- _DIRECTIONS FOR THIS TASK_
Gather the lines that hold the string "проекта".

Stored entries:
┄┄┄┄┄┄┄┄┄┄
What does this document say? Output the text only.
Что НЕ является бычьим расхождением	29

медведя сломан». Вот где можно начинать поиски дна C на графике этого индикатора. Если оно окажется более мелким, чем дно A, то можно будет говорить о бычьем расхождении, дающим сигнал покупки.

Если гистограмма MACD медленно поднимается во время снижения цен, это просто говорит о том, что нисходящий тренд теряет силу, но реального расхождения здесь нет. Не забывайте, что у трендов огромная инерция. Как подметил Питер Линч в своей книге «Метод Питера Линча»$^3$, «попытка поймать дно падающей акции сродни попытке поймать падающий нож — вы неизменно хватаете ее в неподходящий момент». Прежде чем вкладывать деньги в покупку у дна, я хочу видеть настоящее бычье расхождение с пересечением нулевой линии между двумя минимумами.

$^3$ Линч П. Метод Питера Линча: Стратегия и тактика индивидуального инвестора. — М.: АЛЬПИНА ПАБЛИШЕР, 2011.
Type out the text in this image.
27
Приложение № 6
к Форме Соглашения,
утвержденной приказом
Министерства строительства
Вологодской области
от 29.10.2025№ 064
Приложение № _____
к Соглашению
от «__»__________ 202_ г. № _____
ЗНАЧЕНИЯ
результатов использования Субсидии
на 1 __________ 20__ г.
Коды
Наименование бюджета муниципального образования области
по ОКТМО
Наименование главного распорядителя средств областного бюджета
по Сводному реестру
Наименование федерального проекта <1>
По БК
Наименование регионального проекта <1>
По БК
┄┄┄┄┄┄┄┄┄┄
- _THE ANSWER_
Наименование федерального проекта <1>
Наименование регионального проекта <1>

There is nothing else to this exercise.